(Data extracted from a collection)
____

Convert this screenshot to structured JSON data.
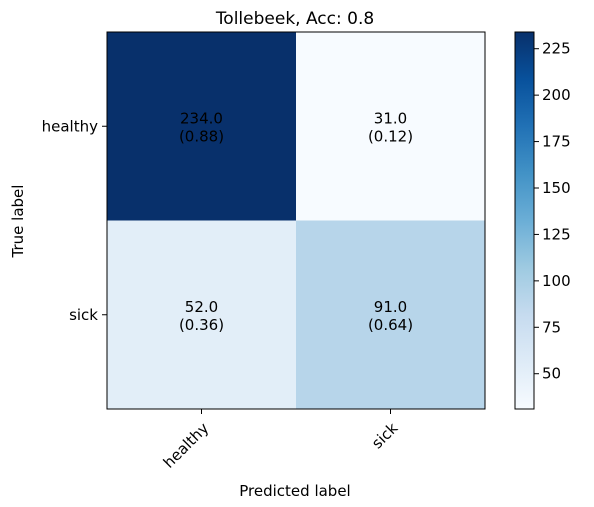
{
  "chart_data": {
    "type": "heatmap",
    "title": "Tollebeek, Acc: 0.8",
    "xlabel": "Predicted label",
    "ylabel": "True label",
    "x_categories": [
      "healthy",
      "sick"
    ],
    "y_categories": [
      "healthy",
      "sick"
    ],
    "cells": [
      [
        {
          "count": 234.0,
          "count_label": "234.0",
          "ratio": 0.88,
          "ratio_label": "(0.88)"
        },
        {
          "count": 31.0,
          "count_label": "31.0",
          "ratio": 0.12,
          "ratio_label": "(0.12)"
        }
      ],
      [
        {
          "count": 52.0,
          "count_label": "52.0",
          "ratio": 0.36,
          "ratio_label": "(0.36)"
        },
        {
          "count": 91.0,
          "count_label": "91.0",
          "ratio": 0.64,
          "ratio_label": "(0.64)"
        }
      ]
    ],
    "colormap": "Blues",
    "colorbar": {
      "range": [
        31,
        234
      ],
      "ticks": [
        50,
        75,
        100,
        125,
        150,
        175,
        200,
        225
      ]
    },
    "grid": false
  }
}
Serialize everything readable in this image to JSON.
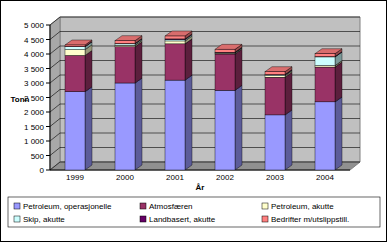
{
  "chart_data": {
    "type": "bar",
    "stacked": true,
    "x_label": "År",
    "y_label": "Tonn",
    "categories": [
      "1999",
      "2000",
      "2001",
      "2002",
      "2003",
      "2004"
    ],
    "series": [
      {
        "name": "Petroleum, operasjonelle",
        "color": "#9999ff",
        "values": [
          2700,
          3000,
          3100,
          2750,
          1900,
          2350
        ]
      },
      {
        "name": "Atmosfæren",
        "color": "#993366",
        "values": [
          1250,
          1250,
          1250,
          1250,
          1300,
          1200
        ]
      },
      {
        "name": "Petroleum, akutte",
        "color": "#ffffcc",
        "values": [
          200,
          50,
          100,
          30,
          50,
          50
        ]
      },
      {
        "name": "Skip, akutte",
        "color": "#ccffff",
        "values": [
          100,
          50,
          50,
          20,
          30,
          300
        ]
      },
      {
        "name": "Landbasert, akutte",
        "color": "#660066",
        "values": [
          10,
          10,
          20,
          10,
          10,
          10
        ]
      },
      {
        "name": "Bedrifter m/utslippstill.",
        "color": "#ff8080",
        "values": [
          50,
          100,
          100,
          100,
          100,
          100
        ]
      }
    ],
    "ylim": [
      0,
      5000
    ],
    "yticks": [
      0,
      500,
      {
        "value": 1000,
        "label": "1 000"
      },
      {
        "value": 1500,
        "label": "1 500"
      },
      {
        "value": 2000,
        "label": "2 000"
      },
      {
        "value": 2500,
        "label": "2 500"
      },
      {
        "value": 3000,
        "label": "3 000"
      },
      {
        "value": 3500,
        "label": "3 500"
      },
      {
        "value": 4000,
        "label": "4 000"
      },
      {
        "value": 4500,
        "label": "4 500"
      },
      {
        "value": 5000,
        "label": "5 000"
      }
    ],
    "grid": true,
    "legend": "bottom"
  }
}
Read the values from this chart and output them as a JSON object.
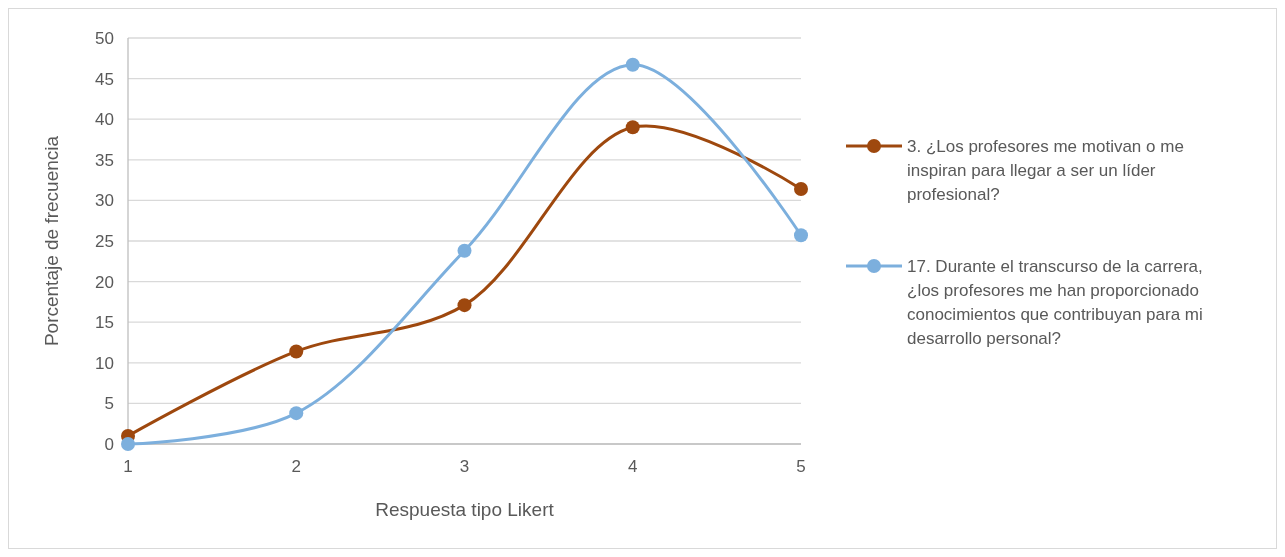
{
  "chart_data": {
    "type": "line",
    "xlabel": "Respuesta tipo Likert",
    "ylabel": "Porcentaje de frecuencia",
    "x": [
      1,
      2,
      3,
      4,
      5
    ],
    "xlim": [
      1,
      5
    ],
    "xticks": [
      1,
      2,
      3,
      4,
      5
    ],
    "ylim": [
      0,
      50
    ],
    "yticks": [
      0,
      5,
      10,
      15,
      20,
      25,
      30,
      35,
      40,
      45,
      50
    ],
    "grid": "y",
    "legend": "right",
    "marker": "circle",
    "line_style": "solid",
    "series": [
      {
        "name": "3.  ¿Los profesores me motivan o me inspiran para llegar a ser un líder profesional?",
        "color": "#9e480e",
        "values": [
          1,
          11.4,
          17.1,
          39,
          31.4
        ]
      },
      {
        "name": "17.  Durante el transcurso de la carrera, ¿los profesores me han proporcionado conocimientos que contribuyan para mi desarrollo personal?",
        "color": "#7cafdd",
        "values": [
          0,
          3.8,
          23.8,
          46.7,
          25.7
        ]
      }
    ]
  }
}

____

GIVEN PROBLEM: Repeat the records above exactly, leaving out any pictures they contain.

SOLUTION FOR THIS EXERCISE:
Convert this screenshot to structured JSON data.
{
  "chart_data": {
    "type": "heatmap",
    "title": "Tollebeek, Acc: 0.8",
    "xlabel": "Predicted label",
    "ylabel": "True label",
    "x_categories": [
      "healthy",
      "sick"
    ],
    "y_categories": [
      "healthy",
      "sick"
    ],
    "cells": [
      [
        {
          "count": 234.0,
          "count_label": "234.0",
          "ratio": 0.88,
          "ratio_label": "(0.88)"
        },
        {
          "count": 31.0,
          "count_label": "31.0",
          "ratio": 0.12,
          "ratio_label": "(0.12)"
        }
      ],
      [
        {
          "count": 52.0,
          "count_label": "52.0",
          "ratio": 0.36,
          "ratio_label": "(0.36)"
        },
        {
          "count": 91.0,
          "count_label": "91.0",
          "ratio": 0.64,
          "ratio_label": "(0.64)"
        }
      ]
    ],
    "colormap": "Blues",
    "colorbar": {
      "range": [
        31,
        234
      ],
      "ticks": [
        50,
        75,
        100,
        125,
        150,
        175,
        200,
        225
      ]
    },
    "grid": false
  }
}
Serialize everything readable in this image to JSON.
{
  "chart_data": {
    "type": "bar",
    "stacked": true,
    "x_label": "År",
    "y_label": "Tonn",
    "categories": [
      "1999",
      "2000",
      "2001",
      "2002",
      "2003",
      "2004"
    ],
    "series": [
      {
        "name": "Petroleum, operasjonelle",
        "color": "#9999ff",
        "values": [
          2700,
          3000,
          3100,
          2750,
          1900,
          2350
        ]
      },
      {
        "name": "Atmosfæren",
        "color": "#993366",
        "values": [
          1250,
          1250,
          1250,
          1250,
          1300,
          1200
        ]
      },
      {
        "name": "Petroleum, akutte",
        "color": "#ffffcc",
        "values": [
          200,
          50,
          100,
          30,
          50,
          50
        ]
      },
      {
        "name": "Skip, akutte",
        "color": "#ccffff",
        "values": [
          100,
          50,
          50,
          20,
          30,
          300
        ]
      },
      {
        "name": "Landbasert, akutte",
        "color": "#660066",
        "values": [
          10,
          10,
          20,
          10,
          10,
          10
        ]
      },
      {
        "name": "Bedrifter m/utslippstill.",
        "color": "#ff8080",
        "values": [
          50,
          100,
          100,
          100,
          100,
          100
        ]
      }
    ],
    "ylim": [
      0,
      5000
    ],
    "yticks": [
      0,
      500,
      {
        "value": 1000,
        "label": "1 000"
      },
      {
        "value": 1500,
        "label": "1 500"
      },
      {
        "value": 2000,
        "label": "2 000"
      },
      {
        "value": 2500,
        "label": "2 500"
      },
      {
        "value": 3000,
        "label": "3 000"
      },
      {
        "value": 3500,
        "label": "3 500"
      },
      {
        "value": 4000,
        "label": "4 000"
      },
      {
        "value": 4500,
        "label": "4 500"
      },
      {
        "value": 5000,
        "label": "5 000"
      }
    ],
    "grid": true,
    "legend": "bottom"
  }
}
Read the values from this chart and output them as a JSON object.
{
  "chart_data": {
    "type": "line",
    "xlabel": "Respuesta tipo Likert",
    "ylabel": "Porcentaje de frecuencia",
    "x": [
      1,
      2,
      3,
      4,
      5
    ],
    "xlim": [
      1,
      5
    ],
    "xticks": [
      1,
      2,
      3,
      4,
      5
    ],
    "ylim": [
      0,
      50
    ],
    "yticks": [
      0,
      5,
      10,
      15,
      20,
      25,
      30,
      35,
      40,
      45,
      50
    ],
    "grid": "y",
    "legend": "right",
    "marker": "circle",
    "line_style": "solid",
    "series": [
      {
        "name": "3.  ¿Los profesores me motivan o me inspiran para llegar a ser un líder profesional?",
        "color": "#9e480e",
        "values": [
          1,
          11.4,
          17.1,
          39,
          31.4
        ]
      },
      {
        "name": "17.  Durante el transcurso de la carrera, ¿los profesores me han proporcionado conocimientos que contribuyan para mi desarrollo personal?",
        "color": "#7cafdd",
        "values": [
          0,
          3.8,
          23.8,
          46.7,
          25.7
        ]
      }
    ]
  }
}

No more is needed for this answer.